■ Records for the task:
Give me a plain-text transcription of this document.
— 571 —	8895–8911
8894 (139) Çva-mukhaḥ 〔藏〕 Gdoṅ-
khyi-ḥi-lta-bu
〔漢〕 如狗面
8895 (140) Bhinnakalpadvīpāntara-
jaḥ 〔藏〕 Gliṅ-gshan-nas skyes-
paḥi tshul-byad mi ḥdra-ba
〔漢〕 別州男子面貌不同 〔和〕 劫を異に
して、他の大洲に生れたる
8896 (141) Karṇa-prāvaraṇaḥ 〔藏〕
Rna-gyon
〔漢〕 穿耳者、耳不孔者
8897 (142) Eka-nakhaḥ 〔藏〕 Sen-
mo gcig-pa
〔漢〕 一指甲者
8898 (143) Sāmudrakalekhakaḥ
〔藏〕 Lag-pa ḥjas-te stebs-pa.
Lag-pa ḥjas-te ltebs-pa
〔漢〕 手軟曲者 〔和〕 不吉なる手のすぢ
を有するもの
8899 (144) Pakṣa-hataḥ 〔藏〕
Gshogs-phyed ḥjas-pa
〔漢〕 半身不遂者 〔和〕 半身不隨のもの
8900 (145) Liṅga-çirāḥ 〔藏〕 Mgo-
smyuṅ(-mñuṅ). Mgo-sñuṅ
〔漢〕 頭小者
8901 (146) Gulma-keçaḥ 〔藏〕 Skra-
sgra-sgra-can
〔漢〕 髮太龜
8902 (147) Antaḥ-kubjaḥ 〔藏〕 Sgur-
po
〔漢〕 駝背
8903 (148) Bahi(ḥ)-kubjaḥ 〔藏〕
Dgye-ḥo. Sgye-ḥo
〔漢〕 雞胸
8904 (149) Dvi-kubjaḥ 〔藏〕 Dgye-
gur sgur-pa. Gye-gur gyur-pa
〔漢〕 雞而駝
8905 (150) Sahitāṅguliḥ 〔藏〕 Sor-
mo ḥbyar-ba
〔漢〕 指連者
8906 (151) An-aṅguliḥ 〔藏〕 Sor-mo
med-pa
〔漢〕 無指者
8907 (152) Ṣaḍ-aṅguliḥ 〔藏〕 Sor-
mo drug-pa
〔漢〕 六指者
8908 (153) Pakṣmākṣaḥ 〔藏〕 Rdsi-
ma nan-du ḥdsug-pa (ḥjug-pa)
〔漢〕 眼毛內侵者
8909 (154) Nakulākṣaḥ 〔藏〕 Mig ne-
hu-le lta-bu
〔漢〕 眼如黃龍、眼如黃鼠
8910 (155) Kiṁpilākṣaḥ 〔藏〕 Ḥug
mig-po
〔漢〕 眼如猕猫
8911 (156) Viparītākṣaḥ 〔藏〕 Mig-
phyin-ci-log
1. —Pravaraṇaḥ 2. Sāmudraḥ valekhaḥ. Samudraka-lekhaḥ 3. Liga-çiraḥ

■ What you have to do:
Filter the listing above for the string "kubjaḥ" and copy every matching line.

■ The answer:
8902 (147) Antaḥ-kubjaḥ 〔藏〕 Sgur-
8903 (148) Bahi(ḥ)-kubjaḥ 〔藏〕
8904 (149) Dvi-kubjaḥ 〔藏〕 Dgye-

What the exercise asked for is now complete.